— Start Listed entries —
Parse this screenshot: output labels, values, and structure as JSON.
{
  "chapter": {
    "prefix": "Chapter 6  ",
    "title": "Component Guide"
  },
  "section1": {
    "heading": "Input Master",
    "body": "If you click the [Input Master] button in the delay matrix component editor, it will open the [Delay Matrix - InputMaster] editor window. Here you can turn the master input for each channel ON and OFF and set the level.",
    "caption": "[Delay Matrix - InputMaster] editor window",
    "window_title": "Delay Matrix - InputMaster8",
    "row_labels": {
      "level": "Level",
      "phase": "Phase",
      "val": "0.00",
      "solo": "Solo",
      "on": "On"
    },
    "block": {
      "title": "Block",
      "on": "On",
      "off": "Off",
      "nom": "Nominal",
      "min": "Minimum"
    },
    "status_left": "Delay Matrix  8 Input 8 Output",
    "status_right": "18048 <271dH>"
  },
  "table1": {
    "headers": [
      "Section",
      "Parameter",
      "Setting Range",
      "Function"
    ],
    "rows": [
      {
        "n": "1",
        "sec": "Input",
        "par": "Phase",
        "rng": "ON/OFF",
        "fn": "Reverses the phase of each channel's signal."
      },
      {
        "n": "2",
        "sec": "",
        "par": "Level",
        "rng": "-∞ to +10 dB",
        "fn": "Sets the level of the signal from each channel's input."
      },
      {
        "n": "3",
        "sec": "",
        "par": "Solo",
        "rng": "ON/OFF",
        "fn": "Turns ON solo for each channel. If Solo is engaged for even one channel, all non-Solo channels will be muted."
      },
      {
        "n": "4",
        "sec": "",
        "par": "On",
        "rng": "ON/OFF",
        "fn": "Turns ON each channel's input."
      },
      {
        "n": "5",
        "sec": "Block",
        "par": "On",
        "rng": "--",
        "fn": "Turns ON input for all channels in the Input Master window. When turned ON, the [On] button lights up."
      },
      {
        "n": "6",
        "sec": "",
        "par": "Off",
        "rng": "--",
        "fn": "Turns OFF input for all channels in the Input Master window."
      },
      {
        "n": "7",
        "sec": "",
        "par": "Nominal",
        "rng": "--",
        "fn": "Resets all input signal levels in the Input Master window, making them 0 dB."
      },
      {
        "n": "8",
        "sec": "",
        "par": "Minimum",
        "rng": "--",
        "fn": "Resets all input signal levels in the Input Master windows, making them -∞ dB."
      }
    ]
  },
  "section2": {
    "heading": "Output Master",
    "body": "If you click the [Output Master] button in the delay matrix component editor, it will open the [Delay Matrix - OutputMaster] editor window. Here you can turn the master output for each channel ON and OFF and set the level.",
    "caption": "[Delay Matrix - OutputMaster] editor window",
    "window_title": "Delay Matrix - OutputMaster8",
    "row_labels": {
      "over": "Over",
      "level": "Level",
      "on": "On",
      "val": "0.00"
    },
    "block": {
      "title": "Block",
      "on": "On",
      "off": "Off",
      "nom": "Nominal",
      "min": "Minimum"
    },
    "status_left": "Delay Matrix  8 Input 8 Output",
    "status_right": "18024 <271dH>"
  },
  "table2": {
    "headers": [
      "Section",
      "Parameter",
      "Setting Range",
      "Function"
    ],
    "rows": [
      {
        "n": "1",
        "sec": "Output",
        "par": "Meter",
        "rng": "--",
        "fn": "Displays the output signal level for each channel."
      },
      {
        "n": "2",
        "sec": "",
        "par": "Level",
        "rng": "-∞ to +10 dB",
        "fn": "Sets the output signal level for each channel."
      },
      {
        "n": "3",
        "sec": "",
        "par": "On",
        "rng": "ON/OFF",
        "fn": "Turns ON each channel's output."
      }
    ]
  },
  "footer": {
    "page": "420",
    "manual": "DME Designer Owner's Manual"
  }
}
— End Listed entries —
Problem requirements: Find the lines containing "Turns" and pull them out.

Result of this exercise:
        "fn": "Turns ON solo for each channel. If Solo is engaged for even one channel, all non-Solo channels will be muted."
        "fn": "Turns ON each channel's input."
        "fn": "Turns ON input for all channels in the Input Master window. When turned ON, the [On] button lights up."
        "fn": "Turns OFF input for all channels in the Input Master window."
        "fn": "Turns ON each channel's output."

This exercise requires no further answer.